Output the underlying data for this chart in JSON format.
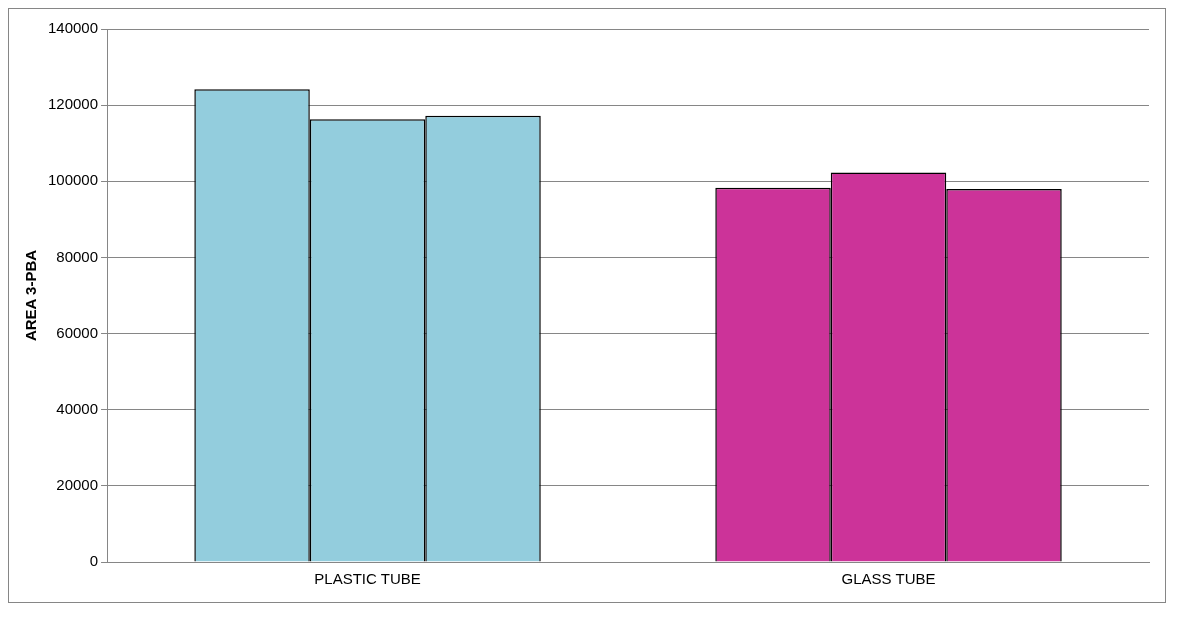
{
  "chart_data": {
    "type": "bar",
    "ylabel": "AREA 3-PBA",
    "categories": [
      "PLASTIC TUBE",
      "GLASS TUBE"
    ],
    "series": [
      {
        "colors": [
          "#93cddd",
          "#cc3399"
        ],
        "values": [
          124200,
          98300
        ]
      },
      {
        "colors": [
          "#93cddd",
          "#cc3399"
        ],
        "values": [
          116300,
          102300
        ]
      },
      {
        "colors": [
          "#93cddd",
          "#cc3399"
        ],
        "values": [
          117200,
          98000
        ]
      }
    ],
    "ylim": [
      0,
      140000
    ],
    "yticks": [
      0,
      20000,
      40000,
      60000,
      80000,
      100000,
      120000,
      140000
    ],
    "grid": "y",
    "legend": false
  }
}
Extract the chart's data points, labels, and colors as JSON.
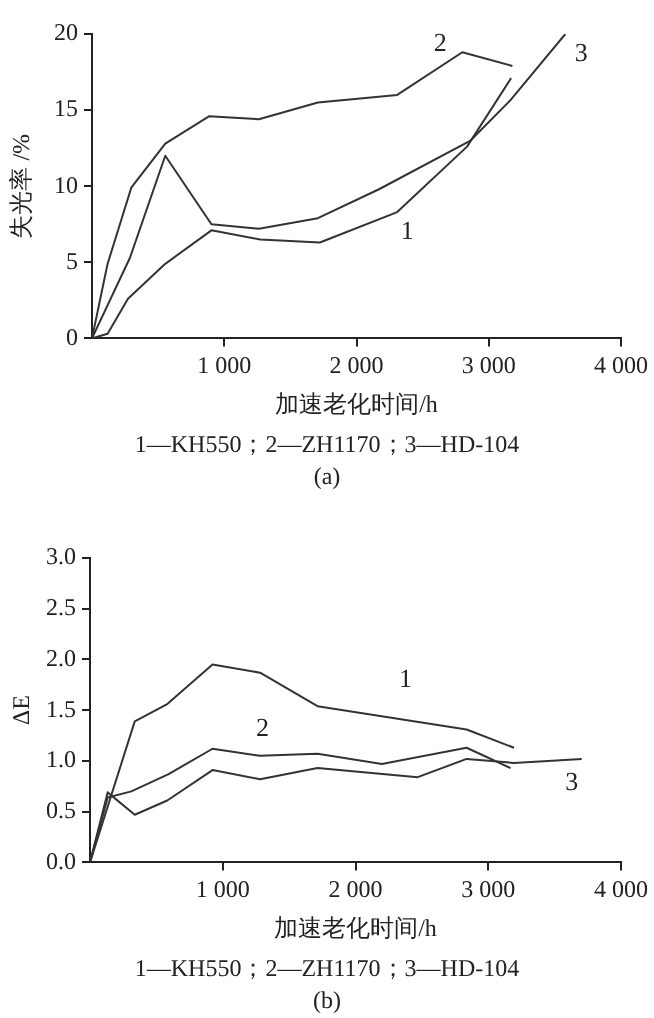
{
  "chart_data": [
    {
      "type": "line",
      "xlabel": "加速老化时间/h",
      "ylabel": "失光率 /%",
      "xlim": [
        0,
        4000
      ],
      "xticks": [
        {
          "value": 1000,
          "label": "1 000"
        },
        {
          "value": 2000,
          "label": "2 000"
        },
        {
          "value": 3000,
          "label": "3 000"
        },
        {
          "value": 4000,
          "label": "4 000"
        }
      ],
      "ylim": [
        0,
        20
      ],
      "yticks": [
        0,
        5,
        10,
        15,
        20
      ],
      "grid": false,
      "legend": false,
      "marker": "none",
      "line_style": "solid",
      "series": [
        {
          "name": "1",
          "color": "#333333",
          "x": [
            0,
            118,
            272,
            554,
            903,
            1272,
            1723,
            2308,
            2836,
            3169
          ],
          "values": [
            0,
            0.3,
            2.6,
            4.9,
            7.1,
            6.5,
            6.3,
            8.3,
            12.6,
            17.1
          ]
        },
        {
          "name": "2",
          "color": "#333333",
          "x": [
            0,
            118,
            297,
            554,
            887,
            1262,
            1708,
            2308,
            2800,
            3179
          ],
          "values": [
            0,
            4.9,
            9.9,
            12.8,
            14.6,
            14.4,
            15.5,
            16.0,
            18.8,
            17.9
          ]
        },
        {
          "name": "3",
          "color": "#333333",
          "x": [
            0,
            287,
            554,
            903,
            1262,
            1708,
            2170,
            2862,
            3169,
            3579
          ],
          "values": [
            0,
            5.3,
            12.0,
            7.5,
            7.2,
            7.9,
            9.8,
            13.0,
            15.7,
            20
          ]
        }
      ],
      "annotations": [
        "1—KH550；2—ZH1170；3—HD-104",
        "(a)"
      ]
    },
    {
      "type": "line",
      "xlabel": "加速老化时间/h",
      "ylabel": "ΔE",
      "xlim": [
        0,
        4000
      ],
      "xticks": [
        {
          "value": 1000,
          "label": "1 000"
        },
        {
          "value": 2000,
          "label": "2 000"
        },
        {
          "value": 3000,
          "label": "3 000"
        },
        {
          "value": 4000,
          "label": "4 000"
        }
      ],
      "ylim": [
        0,
        3
      ],
      "yticks": [
        {
          "value": 0,
          "label": "0.0"
        },
        {
          "value": 0.5,
          "label": "0.5"
        },
        {
          "value": 1,
          "label": "1.0"
        },
        {
          "value": 1.5,
          "label": "1.5"
        },
        {
          "value": 2,
          "label": "2.0"
        },
        {
          "value": 2.5,
          "label": "2.5"
        },
        {
          "value": 3,
          "label": "3.0"
        }
      ],
      "grid": false,
      "legend": false,
      "marker": "none",
      "line_style": "solid",
      "series": [
        {
          "name": "1",
          "color": "#333333",
          "x": [
            0,
            337,
            582,
            923,
            1281,
            1714,
            2837,
            3194
          ],
          "values": [
            0,
            1.39,
            1.56,
            1.95,
            1.87,
            1.54,
            1.31,
            1.13
          ]
        },
        {
          "name": "2",
          "color": "#333333",
          "x": [
            0,
            133,
            311,
            592,
            923,
            1281,
            1714,
            2199,
            2837,
            3168
          ],
          "values": [
            0,
            0.64,
            0.7,
            0.87,
            1.12,
            1.05,
            1.07,
            0.97,
            1.13,
            0.93
          ]
        },
        {
          "name": "3",
          "color": "#333333",
          "x": [
            0,
            133,
            337,
            582,
            923,
            1281,
            1714,
            2469,
            2837,
            3194,
            3704
          ],
          "values": [
            0,
            0.69,
            0.47,
            0.61,
            0.91,
            0.82,
            0.93,
            0.84,
            1.02,
            0.98,
            1.02
          ]
        }
      ],
      "annotations": [
        "1—KH550；2—ZH1170；3—HD-104",
        "(b)"
      ]
    }
  ]
}
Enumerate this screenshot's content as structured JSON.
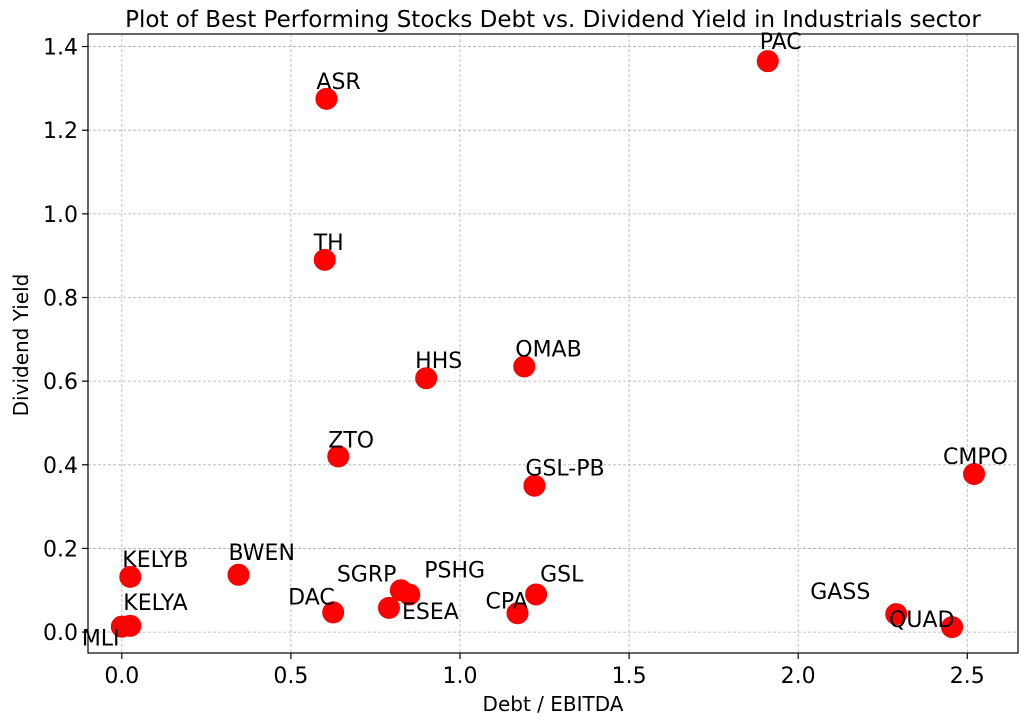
{
  "chart_data": {
    "type": "scatter",
    "title": "Plot of Best Performing Stocks Debt vs. Dividend Yield in Industrials sector",
    "xlabel": "Debt / EBITDA",
    "ylabel": "Dividend Yield",
    "xlim": [
      -0.1,
      2.65
    ],
    "ylim": [
      -0.05,
      1.43
    ],
    "xticks": [
      0.0,
      0.5,
      1.0,
      1.5,
      2.0,
      2.5
    ],
    "xtick_labels": [
      "0.0",
      "0.5",
      "1.0",
      "1.5",
      "2.0",
      "2.5"
    ],
    "yticks": [
      0.0,
      0.2,
      0.4,
      0.6,
      0.8,
      1.0,
      1.2,
      1.4
    ],
    "ytick_labels": [
      "0.0",
      "0.2",
      "0.4",
      "0.6",
      "0.8",
      "1.0",
      "1.2",
      "1.4"
    ],
    "grid": true,
    "marker_color": "#ff0000",
    "points": [
      {
        "label": "PAC",
        "x": 1.91,
        "y": 1.365
      },
      {
        "label": "ASR",
        "x": 0.605,
        "y": 1.275
      },
      {
        "label": "TH",
        "x": 0.6,
        "y": 0.89
      },
      {
        "label": "HHS",
        "x": 0.9,
        "y": 0.607
      },
      {
        "label": "OMAB",
        "x": 1.19,
        "y": 0.635
      },
      {
        "label": "ZTO",
        "x": 0.64,
        "y": 0.42
      },
      {
        "label": "GSL-PB",
        "x": 1.22,
        "y": 0.35
      },
      {
        "label": "CMPO",
        "x": 2.52,
        "y": 0.378
      },
      {
        "label": "KELYB",
        "x": 0.025,
        "y": 0.132
      },
      {
        "label": "BWEN",
        "x": 0.345,
        "y": 0.137
      },
      {
        "label": "SGRP",
        "x": 0.825,
        "y": 0.1
      },
      {
        "label": "PSHG",
        "x": 0.85,
        "y": 0.09
      },
      {
        "label": "GSL",
        "x": 1.225,
        "y": 0.09
      },
      {
        "label": "DAC",
        "x": 0.625,
        "y": 0.047
      },
      {
        "label": "ESEA",
        "x": 0.79,
        "y": 0.058
      },
      {
        "label": "CPA",
        "x": 1.17,
        "y": 0.045
      },
      {
        "label": "GASS",
        "x": 2.29,
        "y": 0.043
      },
      {
        "label": "QUAD",
        "x": 2.455,
        "y": 0.012
      },
      {
        "label": "KELYA",
        "x": 0.025,
        "y": 0.015
      },
      {
        "label": "MLI",
        "x": 0.0,
        "y": 0.013
      }
    ]
  }
}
+++++
Copy the records above exactly. The pictures are not part of the copy.

Output the underlying data for this chart in JSON format.
{
  "chart_data": {
    "type": "bar",
    "ylabel": "AREA 3-PBA",
    "categories": [
      "PLASTIC TUBE",
      "GLASS TUBE"
    ],
    "series": [
      {
        "colors": [
          "#93cddd",
          "#cc3399"
        ],
        "values": [
          124200,
          98300
        ]
      },
      {
        "colors": [
          "#93cddd",
          "#cc3399"
        ],
        "values": [
          116300,
          102300
        ]
      },
      {
        "colors": [
          "#93cddd",
          "#cc3399"
        ],
        "values": [
          117200,
          98000
        ]
      }
    ],
    "ylim": [
      0,
      140000
    ],
    "yticks": [
      0,
      20000,
      40000,
      60000,
      80000,
      100000,
      120000,
      140000
    ],
    "grid": "y",
    "legend": false
  }
}
Extract the chart's data points, labels, and colors as JSON.
{
  "chart_data": [
    {
      "type": "line",
      "xlabel": "加速老化时间/h",
      "ylabel": "失光率 /%",
      "xlim": [
        0,
        4000
      ],
      "xticks": [
        {
          "value": 1000,
          "label": "1 000"
        },
        {
          "value": 2000,
          "label": "2 000"
        },
        {
          "value": 3000,
          "label": "3 000"
        },
        {
          "value": 4000,
          "label": "4 000"
        }
      ],
      "ylim": [
        0,
        20
      ],
      "yticks": [
        0,
        5,
        10,
        15,
        20
      ],
      "grid": false,
      "legend": false,
      "marker": "none",
      "line_style": "solid",
      "series": [
        {
          "name": "1",
          "color": "#333333",
          "x": [
            0,
            118,
            272,
            554,
            903,
            1272,
            1723,
            2308,
            2836,
            3169
          ],
          "values": [
            0,
            0.3,
            2.6,
            4.9,
            7.1,
            6.5,
            6.3,
            8.3,
            12.6,
            17.1
          ]
        },
        {
          "name": "2",
          "color": "#333333",
          "x": [
            0,
            118,
            297,
            554,
            887,
            1262,
            1708,
            2308,
            2800,
            3179
          ],
          "values": [
            0,
            4.9,
            9.9,
            12.8,
            14.6,
            14.4,
            15.5,
            16.0,
            18.8,
            17.9
          ]
        },
        {
          "name": "3",
          "color": "#333333",
          "x": [
            0,
            287,
            554,
            903,
            1262,
            1708,
            2170,
            2862,
            3169,
            3579
          ],
          "values": [
            0,
            5.3,
            12.0,
            7.5,
            7.2,
            7.9,
            9.8,
            13.0,
            15.7,
            20
          ]
        }
      ],
      "annotations": [
        "1—KH550；2—ZH1170；3—HD-104",
        "(a)"
      ]
    },
    {
      "type": "line",
      "xlabel": "加速老化时间/h",
      "ylabel": "ΔE",
      "xlim": [
        0,
        4000
      ],
      "xticks": [
        {
          "value": 1000,
          "label": "1 000"
        },
        {
          "value": 2000,
          "label": "2 000"
        },
        {
          "value": 3000,
          "label": "3 000"
        },
        {
          "value": 4000,
          "label": "4 000"
        }
      ],
      "ylim": [
        0,
        3
      ],
      "yticks": [
        {
          "value": 0,
          "label": "0.0"
        },
        {
          "value": 0.5,
          "label": "0.5"
        },
        {
          "value": 1,
          "label": "1.0"
        },
        {
          "value": 1.5,
          "label": "1.5"
        },
        {
          "value": 2,
          "label": "2.0"
        },
        {
          "value": 2.5,
          "label": "2.5"
        },
        {
          "value": 3,
          "label": "3.0"
        }
      ],
      "grid": false,
      "legend": false,
      "marker": "none",
      "line_style": "solid",
      "series": [
        {
          "name": "1",
          "color": "#333333",
          "x": [
            0,
            337,
            582,
            923,
            1281,
            1714,
            2837,
            3194
          ],
          "values": [
            0,
            1.39,
            1.56,
            1.95,
            1.87,
            1.54,
            1.31,
            1.13
          ]
        },
        {
          "name": "2",
          "color": "#333333",
          "x": [
            0,
            133,
            311,
            592,
            923,
            1281,
            1714,
            2199,
            2837,
            3168
          ],
          "values": [
            0,
            0.64,
            0.7,
            0.87,
            1.12,
            1.05,
            1.07,
            0.97,
            1.13,
            0.93
          ]
        },
        {
          "name": "3",
          "color": "#333333",
          "x": [
            0,
            133,
            337,
            582,
            923,
            1281,
            1714,
            2469,
            2837,
            3194,
            3704
          ],
          "values": [
            0,
            0.69,
            0.47,
            0.61,
            0.91,
            0.82,
            0.93,
            0.84,
            1.02,
            0.98,
            1.02
          ]
        }
      ],
      "annotations": [
        "1—KH550；2—ZH1170；3—HD-104",
        "(b)"
      ]
    }
  ]
}
Enumerate this screenshot's content as structured JSON.
{
  "chart_data": {
    "type": "scatter",
    "title": "Plot of Best Performing Stocks Debt vs. Dividend Yield in Industrials sector",
    "xlabel": "Debt / EBITDA",
    "ylabel": "Dividend Yield",
    "xlim": [
      -0.1,
      2.65
    ],
    "ylim": [
      -0.05,
      1.43
    ],
    "xticks": [
      0.0,
      0.5,
      1.0,
      1.5,
      2.0,
      2.5
    ],
    "xtick_labels": [
      "0.0",
      "0.5",
      "1.0",
      "1.5",
      "2.0",
      "2.5"
    ],
    "yticks": [
      0.0,
      0.2,
      0.4,
      0.6,
      0.8,
      1.0,
      1.2,
      1.4
    ],
    "ytick_labels": [
      "0.0",
      "0.2",
      "0.4",
      "0.6",
      "0.8",
      "1.0",
      "1.2",
      "1.4"
    ],
    "grid": true,
    "marker_color": "#ff0000",
    "points": [
      {
        "label": "PAC",
        "x": 1.91,
        "y": 1.365
      },
      {
        "label": "ASR",
        "x": 0.605,
        "y": 1.275
      },
      {
        "label": "TH",
        "x": 0.6,
        "y": 0.89
      },
      {
        "label": "HHS",
        "x": 0.9,
        "y": 0.607
      },
      {
        "label": "OMAB",
        "x": 1.19,
        "y": 0.635
      },
      {
        "label": "ZTO",
        "x": 0.64,
        "y": 0.42
      },
      {
        "label": "GSL-PB",
        "x": 1.22,
        "y": 0.35
      },
      {
        "label": "CMPO",
        "x": 2.52,
        "y": 0.378
      },
      {
        "label": "KELYB",
        "x": 0.025,
        "y": 0.132
      },
      {
        "label": "BWEN",
        "x": 0.345,
        "y": 0.137
      },
      {
        "label": "SGRP",
        "x": 0.825,
        "y": 0.1
      },
      {
        "label": "PSHG",
        "x": 0.85,
        "y": 0.09
      },
      {
        "label": "GSL",
        "x": 1.225,
        "y": 0.09
      },
      {
        "label": "DAC",
        "x": 0.625,
        "y": 0.047
      },
      {
        "label": "ESEA",
        "x": 0.79,
        "y": 0.058
      },
      {
        "label": "CPA",
        "x": 1.17,
        "y": 0.045
      },
      {
        "label": "GASS",
        "x": 2.29,
        "y": 0.043
      },
      {
        "label": "QUAD",
        "x": 2.455,
        "y": 0.012
      },
      {
        "label": "KELYA",
        "x": 0.025,
        "y": 0.015
      },
      {
        "label": "MLI",
        "x": 0.0,
        "y": 0.013
      }
    ]
  }
}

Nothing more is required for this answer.